Tally the lines containing the word "Monopolkommission", and report the tally alone.

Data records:
_ _ _ _ _

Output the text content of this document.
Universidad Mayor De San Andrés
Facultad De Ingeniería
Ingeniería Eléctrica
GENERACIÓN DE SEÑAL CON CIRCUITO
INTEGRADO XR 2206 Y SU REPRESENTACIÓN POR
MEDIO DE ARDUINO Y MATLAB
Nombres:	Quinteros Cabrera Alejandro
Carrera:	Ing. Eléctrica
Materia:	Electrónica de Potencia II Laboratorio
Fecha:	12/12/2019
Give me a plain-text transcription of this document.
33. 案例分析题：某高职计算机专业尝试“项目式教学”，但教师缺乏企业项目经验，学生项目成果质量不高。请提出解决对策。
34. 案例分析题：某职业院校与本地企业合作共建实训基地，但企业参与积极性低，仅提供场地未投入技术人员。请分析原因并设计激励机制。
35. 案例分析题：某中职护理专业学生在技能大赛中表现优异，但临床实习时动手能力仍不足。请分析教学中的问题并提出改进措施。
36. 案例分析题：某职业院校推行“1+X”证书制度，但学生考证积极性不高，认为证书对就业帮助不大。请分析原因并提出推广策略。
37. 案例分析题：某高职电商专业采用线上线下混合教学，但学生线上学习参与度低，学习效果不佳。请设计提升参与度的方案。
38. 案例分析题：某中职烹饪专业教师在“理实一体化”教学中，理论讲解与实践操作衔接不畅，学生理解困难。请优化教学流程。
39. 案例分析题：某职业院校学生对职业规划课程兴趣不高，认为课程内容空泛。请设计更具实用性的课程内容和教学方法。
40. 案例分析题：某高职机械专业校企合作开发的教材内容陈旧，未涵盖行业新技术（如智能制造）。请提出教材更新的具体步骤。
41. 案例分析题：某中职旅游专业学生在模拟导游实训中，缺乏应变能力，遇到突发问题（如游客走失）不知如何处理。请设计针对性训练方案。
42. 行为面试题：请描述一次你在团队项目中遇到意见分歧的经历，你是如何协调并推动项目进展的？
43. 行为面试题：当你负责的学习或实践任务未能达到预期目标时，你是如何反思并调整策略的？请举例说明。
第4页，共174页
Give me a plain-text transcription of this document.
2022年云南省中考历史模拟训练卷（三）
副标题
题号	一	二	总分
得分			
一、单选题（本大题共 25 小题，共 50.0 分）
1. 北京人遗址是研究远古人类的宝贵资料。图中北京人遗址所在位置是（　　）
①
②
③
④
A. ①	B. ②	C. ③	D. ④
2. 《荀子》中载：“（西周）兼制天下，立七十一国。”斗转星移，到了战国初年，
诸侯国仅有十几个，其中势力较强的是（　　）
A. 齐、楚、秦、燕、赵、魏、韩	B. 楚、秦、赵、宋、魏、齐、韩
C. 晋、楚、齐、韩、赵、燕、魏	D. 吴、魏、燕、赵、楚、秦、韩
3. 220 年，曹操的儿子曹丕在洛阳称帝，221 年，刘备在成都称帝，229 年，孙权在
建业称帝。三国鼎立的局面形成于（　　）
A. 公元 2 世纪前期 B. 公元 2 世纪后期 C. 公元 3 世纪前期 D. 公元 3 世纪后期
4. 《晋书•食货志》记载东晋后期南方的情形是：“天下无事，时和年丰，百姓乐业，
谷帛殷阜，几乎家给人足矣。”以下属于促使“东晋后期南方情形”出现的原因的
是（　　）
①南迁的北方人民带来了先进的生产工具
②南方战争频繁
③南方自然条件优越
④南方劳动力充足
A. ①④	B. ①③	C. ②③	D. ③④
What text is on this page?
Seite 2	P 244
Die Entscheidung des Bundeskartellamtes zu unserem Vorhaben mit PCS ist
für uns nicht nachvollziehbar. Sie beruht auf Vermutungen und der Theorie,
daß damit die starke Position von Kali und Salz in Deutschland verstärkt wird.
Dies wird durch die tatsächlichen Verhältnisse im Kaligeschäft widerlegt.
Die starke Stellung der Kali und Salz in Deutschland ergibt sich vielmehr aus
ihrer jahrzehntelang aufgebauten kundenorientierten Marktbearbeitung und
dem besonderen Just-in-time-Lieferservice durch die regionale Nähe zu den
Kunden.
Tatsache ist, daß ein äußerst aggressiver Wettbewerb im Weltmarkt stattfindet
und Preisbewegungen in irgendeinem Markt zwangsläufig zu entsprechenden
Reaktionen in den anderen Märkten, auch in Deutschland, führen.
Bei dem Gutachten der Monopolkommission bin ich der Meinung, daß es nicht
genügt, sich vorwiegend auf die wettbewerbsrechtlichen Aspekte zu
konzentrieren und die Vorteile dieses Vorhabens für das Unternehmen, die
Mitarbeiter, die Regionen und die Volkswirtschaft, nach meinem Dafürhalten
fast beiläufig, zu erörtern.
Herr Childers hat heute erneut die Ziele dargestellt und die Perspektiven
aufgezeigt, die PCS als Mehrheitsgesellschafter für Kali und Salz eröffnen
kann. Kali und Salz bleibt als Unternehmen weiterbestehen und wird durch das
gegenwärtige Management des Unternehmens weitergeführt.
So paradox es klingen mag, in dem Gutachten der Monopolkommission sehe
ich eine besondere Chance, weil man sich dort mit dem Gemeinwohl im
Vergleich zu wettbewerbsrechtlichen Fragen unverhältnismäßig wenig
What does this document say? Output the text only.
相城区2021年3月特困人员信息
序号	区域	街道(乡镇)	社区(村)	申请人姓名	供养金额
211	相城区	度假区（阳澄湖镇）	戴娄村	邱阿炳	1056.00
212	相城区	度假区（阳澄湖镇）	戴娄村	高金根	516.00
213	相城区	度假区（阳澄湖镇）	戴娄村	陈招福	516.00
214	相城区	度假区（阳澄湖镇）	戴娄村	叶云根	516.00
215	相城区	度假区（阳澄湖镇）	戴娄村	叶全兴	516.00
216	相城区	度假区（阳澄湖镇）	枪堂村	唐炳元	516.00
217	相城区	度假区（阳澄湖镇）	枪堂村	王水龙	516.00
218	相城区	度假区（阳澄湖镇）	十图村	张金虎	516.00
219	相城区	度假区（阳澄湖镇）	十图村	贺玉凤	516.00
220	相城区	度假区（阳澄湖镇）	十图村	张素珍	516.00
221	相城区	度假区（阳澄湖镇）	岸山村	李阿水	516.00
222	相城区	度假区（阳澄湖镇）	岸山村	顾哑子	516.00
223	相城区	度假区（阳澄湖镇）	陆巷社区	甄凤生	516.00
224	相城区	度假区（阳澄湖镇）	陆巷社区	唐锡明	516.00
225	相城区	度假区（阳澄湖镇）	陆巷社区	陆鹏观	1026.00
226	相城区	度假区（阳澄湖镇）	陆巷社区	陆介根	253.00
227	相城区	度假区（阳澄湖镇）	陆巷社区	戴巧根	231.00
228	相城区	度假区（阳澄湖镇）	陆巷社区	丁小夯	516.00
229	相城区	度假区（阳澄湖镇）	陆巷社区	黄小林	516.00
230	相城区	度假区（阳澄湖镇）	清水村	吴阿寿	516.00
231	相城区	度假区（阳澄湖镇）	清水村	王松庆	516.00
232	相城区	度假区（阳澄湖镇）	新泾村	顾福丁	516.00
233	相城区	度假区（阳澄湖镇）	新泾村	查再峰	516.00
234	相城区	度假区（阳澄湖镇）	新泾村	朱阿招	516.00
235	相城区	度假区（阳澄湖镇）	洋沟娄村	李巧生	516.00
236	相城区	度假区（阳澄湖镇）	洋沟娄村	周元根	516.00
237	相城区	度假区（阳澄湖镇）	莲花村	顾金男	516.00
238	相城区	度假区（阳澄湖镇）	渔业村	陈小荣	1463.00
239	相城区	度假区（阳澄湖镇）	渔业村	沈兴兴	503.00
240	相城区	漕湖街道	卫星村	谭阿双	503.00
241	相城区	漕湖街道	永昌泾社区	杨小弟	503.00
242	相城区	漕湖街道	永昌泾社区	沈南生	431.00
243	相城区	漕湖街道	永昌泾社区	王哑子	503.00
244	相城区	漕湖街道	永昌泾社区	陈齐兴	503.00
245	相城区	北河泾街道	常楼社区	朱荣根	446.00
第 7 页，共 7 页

_ _ _ _ _

• **EXERCISE OUTPUT**: 2